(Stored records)
______
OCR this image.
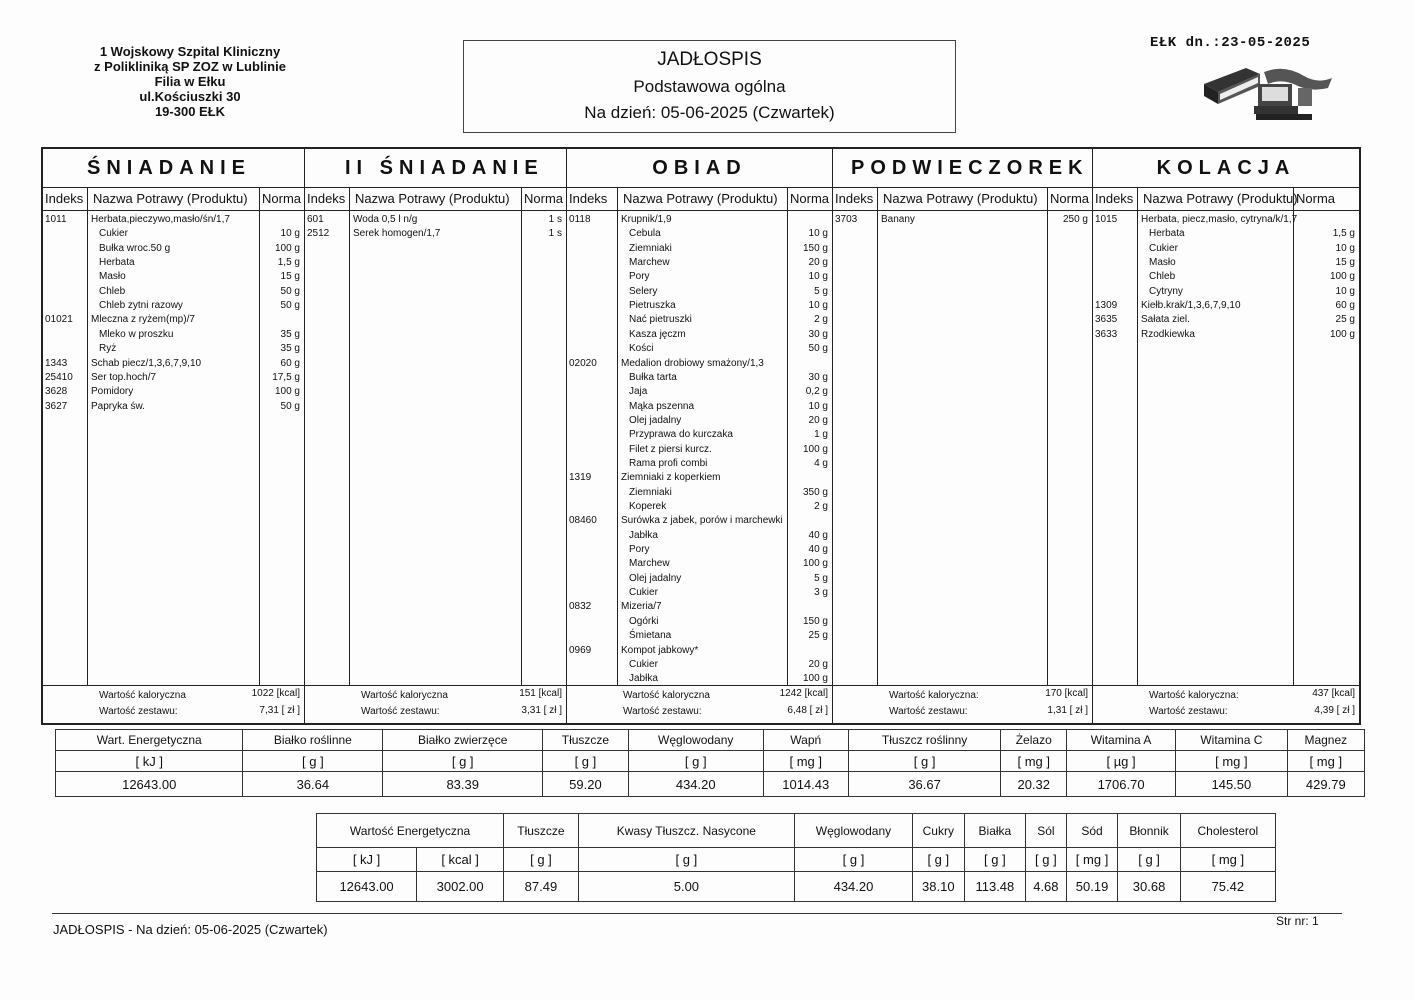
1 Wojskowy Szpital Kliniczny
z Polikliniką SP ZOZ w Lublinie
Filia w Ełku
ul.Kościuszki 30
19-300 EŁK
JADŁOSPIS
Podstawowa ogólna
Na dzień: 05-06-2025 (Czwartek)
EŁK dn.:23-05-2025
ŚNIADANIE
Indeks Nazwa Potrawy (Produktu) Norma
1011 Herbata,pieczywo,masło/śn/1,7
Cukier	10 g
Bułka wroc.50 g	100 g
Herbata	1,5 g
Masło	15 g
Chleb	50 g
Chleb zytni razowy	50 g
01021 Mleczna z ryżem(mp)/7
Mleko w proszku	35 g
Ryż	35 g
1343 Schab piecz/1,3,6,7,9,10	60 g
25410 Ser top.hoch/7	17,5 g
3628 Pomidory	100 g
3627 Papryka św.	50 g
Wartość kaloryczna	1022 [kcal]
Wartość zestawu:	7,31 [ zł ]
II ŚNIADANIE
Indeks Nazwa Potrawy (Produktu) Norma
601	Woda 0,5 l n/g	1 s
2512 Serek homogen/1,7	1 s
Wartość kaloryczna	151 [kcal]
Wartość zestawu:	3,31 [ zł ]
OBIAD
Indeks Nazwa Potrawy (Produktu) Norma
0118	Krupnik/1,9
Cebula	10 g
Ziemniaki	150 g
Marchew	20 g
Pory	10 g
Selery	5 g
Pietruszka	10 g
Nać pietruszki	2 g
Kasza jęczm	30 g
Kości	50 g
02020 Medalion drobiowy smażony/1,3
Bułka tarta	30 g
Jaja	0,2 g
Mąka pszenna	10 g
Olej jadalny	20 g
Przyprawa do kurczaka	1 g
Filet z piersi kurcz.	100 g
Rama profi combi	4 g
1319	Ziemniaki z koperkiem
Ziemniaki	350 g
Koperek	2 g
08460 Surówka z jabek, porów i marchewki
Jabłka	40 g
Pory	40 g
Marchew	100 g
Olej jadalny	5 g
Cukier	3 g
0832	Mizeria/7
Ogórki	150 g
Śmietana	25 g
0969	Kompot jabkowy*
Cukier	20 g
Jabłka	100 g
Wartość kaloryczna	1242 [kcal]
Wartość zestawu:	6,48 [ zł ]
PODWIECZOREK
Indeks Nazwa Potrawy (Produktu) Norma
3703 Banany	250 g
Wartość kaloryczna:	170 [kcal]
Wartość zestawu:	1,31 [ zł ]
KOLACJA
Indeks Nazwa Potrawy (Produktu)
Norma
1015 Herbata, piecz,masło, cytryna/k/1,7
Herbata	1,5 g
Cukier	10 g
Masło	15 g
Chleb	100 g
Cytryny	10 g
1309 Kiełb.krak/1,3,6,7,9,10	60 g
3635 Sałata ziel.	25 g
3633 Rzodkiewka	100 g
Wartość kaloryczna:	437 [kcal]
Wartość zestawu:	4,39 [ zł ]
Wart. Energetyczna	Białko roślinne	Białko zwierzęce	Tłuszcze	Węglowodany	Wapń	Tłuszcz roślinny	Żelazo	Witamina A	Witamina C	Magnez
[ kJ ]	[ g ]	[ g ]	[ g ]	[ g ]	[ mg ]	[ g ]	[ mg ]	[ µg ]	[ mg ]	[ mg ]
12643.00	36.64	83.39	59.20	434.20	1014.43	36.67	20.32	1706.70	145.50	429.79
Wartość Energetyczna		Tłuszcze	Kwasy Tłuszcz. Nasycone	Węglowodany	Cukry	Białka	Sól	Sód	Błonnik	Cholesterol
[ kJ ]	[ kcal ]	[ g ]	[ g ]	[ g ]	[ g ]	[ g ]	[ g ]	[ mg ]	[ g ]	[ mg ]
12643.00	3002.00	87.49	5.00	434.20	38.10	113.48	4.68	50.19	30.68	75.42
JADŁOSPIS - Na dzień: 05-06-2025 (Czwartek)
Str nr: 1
______
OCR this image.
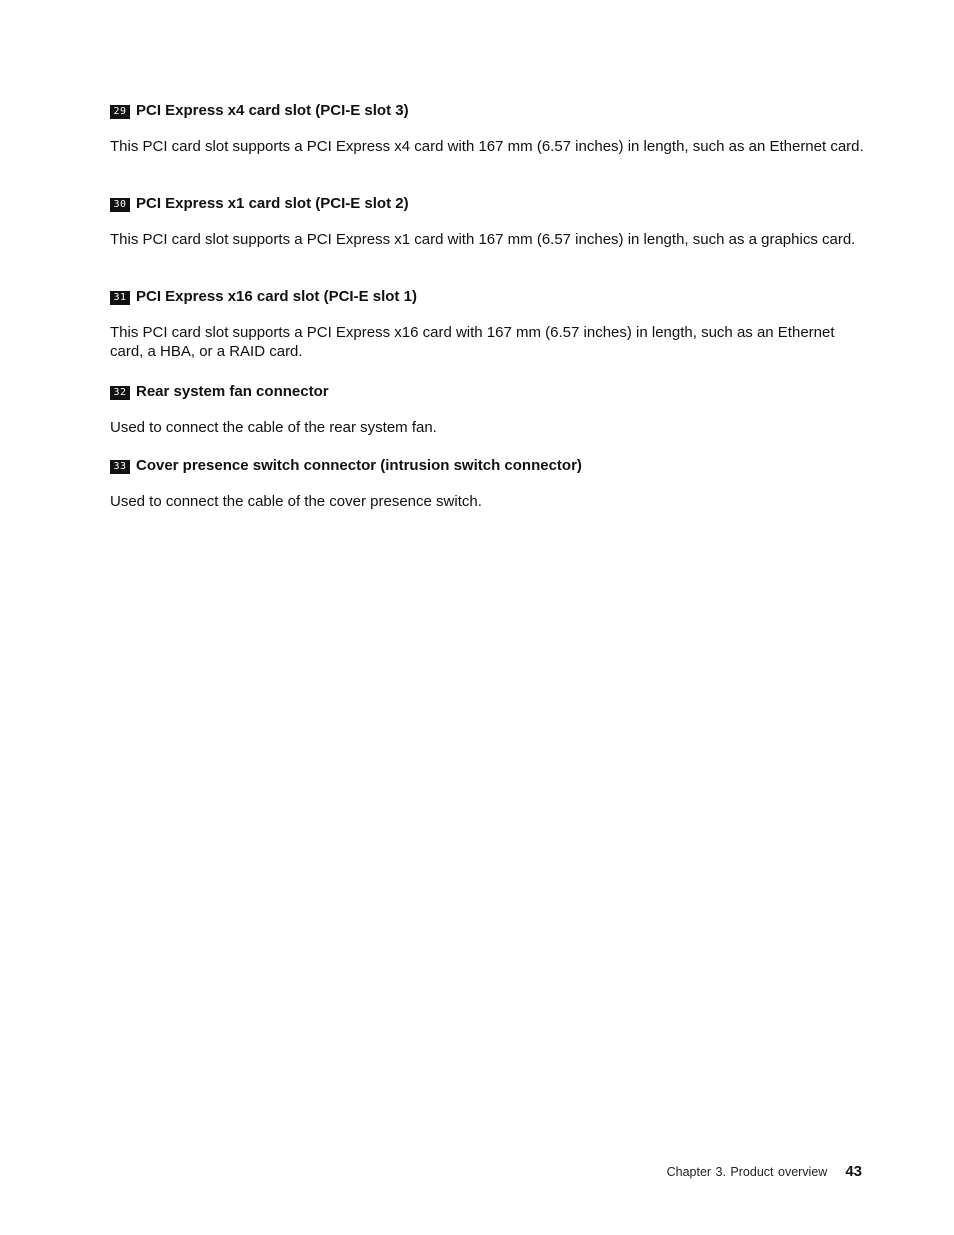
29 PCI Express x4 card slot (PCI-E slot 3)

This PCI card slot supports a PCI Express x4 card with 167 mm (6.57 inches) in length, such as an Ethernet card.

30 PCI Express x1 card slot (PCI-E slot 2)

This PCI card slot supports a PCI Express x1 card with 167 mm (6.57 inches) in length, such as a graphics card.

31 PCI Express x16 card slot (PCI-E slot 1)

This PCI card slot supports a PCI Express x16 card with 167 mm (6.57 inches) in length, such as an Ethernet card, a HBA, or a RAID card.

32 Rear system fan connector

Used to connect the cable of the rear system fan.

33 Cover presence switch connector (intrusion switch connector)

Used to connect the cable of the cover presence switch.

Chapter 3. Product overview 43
______
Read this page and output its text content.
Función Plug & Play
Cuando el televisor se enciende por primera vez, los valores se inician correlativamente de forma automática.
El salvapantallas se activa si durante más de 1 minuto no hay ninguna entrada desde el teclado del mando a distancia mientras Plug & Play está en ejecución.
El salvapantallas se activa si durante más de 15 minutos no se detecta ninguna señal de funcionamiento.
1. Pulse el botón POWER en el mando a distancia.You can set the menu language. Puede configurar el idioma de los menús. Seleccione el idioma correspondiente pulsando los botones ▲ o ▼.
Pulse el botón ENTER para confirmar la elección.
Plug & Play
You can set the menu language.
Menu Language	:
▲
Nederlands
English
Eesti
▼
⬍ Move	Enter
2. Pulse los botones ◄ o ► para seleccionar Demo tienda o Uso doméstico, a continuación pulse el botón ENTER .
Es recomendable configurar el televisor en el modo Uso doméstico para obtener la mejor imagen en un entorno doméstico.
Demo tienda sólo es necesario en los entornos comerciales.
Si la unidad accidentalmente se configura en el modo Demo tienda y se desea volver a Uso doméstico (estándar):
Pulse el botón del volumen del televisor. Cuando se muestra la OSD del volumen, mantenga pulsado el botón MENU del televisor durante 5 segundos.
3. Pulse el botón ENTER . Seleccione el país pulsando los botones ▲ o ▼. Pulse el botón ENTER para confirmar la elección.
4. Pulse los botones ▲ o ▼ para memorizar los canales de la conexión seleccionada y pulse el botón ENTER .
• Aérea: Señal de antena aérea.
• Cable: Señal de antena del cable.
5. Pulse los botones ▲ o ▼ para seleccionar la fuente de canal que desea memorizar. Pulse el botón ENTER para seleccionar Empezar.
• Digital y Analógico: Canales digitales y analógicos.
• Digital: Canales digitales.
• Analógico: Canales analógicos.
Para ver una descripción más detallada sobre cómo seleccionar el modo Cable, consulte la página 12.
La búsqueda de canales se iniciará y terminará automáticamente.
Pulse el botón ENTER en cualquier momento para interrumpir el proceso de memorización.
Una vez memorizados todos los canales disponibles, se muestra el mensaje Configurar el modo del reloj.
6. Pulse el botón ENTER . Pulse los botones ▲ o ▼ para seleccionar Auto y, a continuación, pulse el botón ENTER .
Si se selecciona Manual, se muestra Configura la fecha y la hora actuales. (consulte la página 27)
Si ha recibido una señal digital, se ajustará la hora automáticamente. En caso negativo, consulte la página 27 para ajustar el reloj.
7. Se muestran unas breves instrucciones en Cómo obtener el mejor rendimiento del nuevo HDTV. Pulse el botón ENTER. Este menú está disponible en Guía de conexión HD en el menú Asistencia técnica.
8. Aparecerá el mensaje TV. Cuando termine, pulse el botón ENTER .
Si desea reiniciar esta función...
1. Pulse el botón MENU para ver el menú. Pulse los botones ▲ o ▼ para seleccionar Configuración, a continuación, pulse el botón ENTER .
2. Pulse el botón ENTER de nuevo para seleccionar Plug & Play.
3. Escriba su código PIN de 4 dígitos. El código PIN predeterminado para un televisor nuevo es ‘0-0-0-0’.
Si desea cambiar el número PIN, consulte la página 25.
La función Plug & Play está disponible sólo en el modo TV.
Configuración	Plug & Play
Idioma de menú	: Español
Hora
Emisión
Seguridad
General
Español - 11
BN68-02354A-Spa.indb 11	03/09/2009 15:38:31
______
Objective => Find every line with "Chleb" in the listing and state how many there are, nothing else.

Written response => 3